▶ **Objective**: From the entries that follow, gather each line holding the word "secure".

Lines of data:
※

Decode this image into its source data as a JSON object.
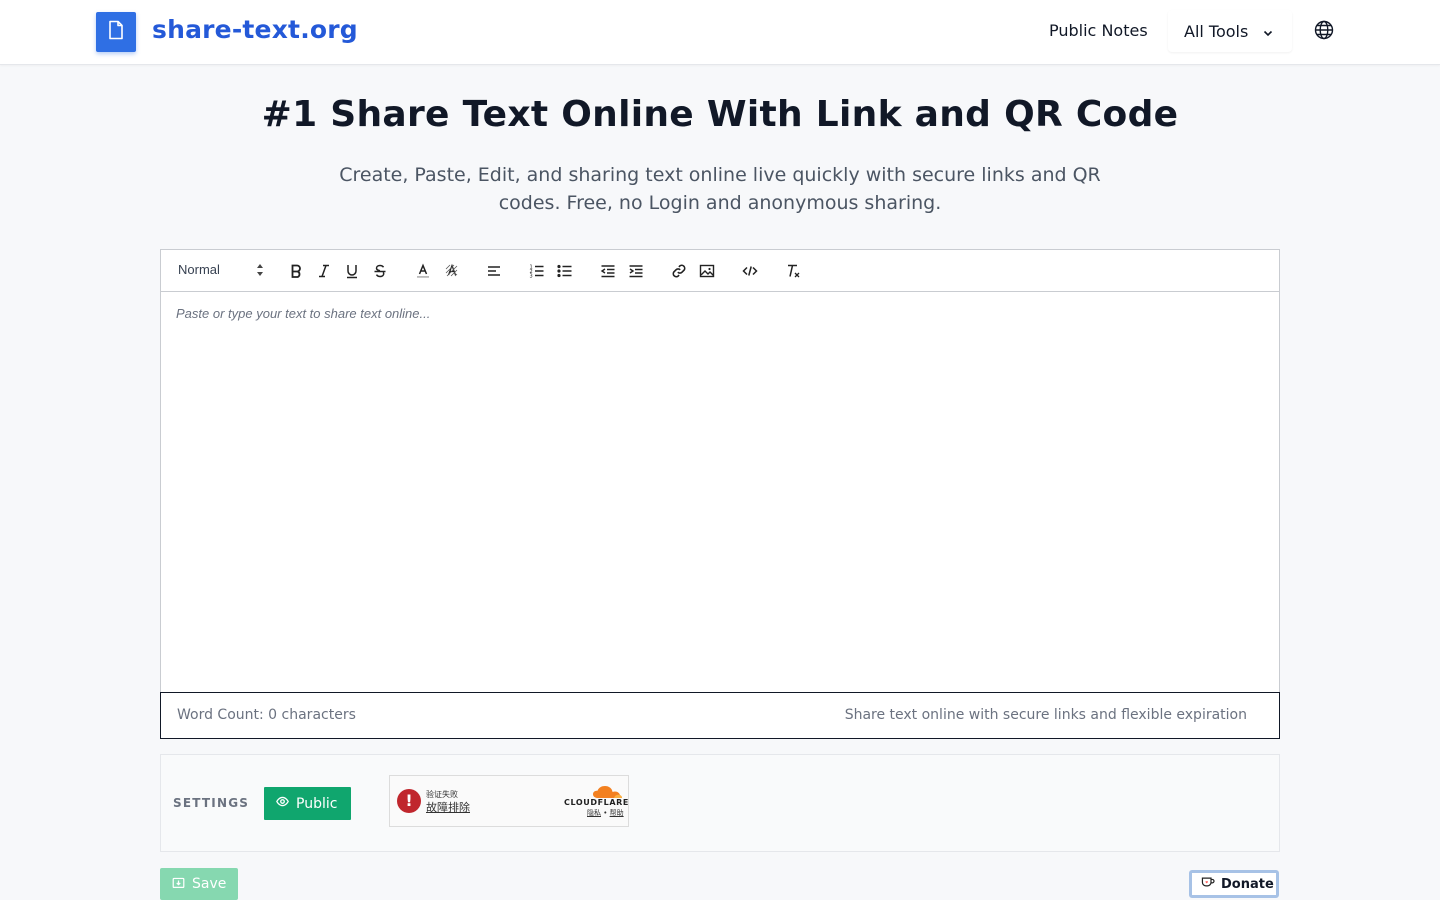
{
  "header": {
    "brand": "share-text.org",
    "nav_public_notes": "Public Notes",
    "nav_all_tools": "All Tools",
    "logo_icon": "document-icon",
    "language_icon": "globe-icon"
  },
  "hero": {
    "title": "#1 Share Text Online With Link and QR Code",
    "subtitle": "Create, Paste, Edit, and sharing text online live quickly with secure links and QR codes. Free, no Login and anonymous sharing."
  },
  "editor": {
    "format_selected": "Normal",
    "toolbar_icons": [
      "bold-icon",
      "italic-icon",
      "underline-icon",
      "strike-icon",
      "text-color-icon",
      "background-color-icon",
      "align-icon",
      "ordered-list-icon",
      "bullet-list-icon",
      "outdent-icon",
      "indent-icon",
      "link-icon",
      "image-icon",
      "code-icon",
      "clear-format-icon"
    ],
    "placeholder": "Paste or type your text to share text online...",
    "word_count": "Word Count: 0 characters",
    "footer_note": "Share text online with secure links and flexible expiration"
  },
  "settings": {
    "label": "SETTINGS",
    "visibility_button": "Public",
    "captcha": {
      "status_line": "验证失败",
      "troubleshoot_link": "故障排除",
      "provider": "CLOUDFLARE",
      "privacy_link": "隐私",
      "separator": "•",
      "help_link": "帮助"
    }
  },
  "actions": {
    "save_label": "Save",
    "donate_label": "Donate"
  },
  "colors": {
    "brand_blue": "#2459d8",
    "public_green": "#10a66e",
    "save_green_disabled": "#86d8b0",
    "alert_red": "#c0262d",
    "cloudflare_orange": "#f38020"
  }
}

※

▶ **Answer to this task**:
    "subtitle": "Create, Paste, Edit, and sharing text online live quickly with secure links and QR codes. Free, no Login and anonymous sharing."
    "footer_note": "Share text online with secure links and flexible expiration"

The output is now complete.